::: Provided entries :::

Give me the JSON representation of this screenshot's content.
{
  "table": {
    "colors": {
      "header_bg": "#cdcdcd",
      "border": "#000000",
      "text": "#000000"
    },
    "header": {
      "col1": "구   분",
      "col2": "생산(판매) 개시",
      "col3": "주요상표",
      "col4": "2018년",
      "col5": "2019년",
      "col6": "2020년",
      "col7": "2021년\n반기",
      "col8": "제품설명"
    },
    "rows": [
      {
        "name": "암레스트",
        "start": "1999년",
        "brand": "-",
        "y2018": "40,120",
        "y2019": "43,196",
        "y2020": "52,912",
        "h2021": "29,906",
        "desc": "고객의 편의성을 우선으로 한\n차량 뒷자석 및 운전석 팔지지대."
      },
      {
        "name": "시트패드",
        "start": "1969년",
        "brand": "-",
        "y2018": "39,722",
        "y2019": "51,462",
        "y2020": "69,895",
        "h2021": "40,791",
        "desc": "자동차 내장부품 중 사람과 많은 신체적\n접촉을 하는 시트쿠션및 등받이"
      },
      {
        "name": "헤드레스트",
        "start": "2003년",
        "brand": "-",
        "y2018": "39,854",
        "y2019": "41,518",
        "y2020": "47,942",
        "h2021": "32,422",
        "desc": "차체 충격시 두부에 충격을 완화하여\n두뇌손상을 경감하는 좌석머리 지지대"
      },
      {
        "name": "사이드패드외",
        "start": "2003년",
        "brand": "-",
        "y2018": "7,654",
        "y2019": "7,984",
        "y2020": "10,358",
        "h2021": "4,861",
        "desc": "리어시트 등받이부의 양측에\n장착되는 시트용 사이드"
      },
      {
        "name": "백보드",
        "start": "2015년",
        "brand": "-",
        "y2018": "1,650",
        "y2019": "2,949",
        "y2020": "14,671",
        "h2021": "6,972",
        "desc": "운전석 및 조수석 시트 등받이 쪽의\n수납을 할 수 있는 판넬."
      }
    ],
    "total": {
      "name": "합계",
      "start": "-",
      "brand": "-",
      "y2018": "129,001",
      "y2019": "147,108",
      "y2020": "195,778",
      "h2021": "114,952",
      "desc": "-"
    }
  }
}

:::

Required task: Retype all of the material above with every character intact.

The solution:
Give me the JSON representation of this screenshot's content.
{
  "table": {
    "colors": {
      "header_bg": "#cdcdcd",
      "border": "#000000",
      "text": "#000000"
    },
    "header": {
      "col1": "구   분",
      "col2": "생산(판매) 개시",
      "col3": "주요상표",
      "col4": "2018년",
      "col5": "2019년",
      "col6": "2020년",
      "col7": "2021년\n반기",
      "col8": "제품설명"
    },
    "rows": [
      {
        "name": "암레스트",
        "start": "1999년",
        "brand": "-",
        "y2018": "40,120",
        "y2019": "43,196",
        "y2020": "52,912",
        "h2021": "29,906",
        "desc": "고객의 편의성을 우선으로 한\n차량 뒷자석 및 운전석 팔지지대."
      },
      {
        "name": "시트패드",
        "start": "1969년",
        "brand": "-",
        "y2018": "39,722",
        "y2019": "51,462",
        "y2020": "69,895",
        "h2021": "40,791",
        "desc": "자동차 내장부품 중 사람과 많은 신체적\n접촉을 하는 시트쿠션및 등받이"
      },
      {
        "name": "헤드레스트",
        "start": "2003년",
        "brand": "-",
        "y2018": "39,854",
        "y2019": "41,518",
        "y2020": "47,942",
        "h2021": "32,422",
        "desc": "차체 충격시 두부에 충격을 완화하여\n두뇌손상을 경감하는 좌석머리 지지대"
      },
      {
        "name": "사이드패드외",
        "start": "2003년",
        "brand": "-",
        "y2018": "7,654",
        "y2019": "7,984",
        "y2020": "10,358",
        "h2021": "4,861",
        "desc": "리어시트 등받이부의 양측에\n장착되는 시트용 사이드"
      },
      {
        "name": "백보드",
        "start": "2015년",
        "brand": "-",
        "y2018": "1,650",
        "y2019": "2,949",
        "y2020": "14,671",
        "h2021": "6,972",
        "desc": "운전석 및 조수석 시트 등받이 쪽의\n수납을 할 수 있는 판넬."
      }
    ],
    "total": {
      "name": "합계",
      "start": "-",
      "brand": "-",
      "y2018": "129,001",
      "y2019": "147,108",
      "y2020": "195,778",
      "h2021": "114,952",
      "desc": "-"
    }
  }
}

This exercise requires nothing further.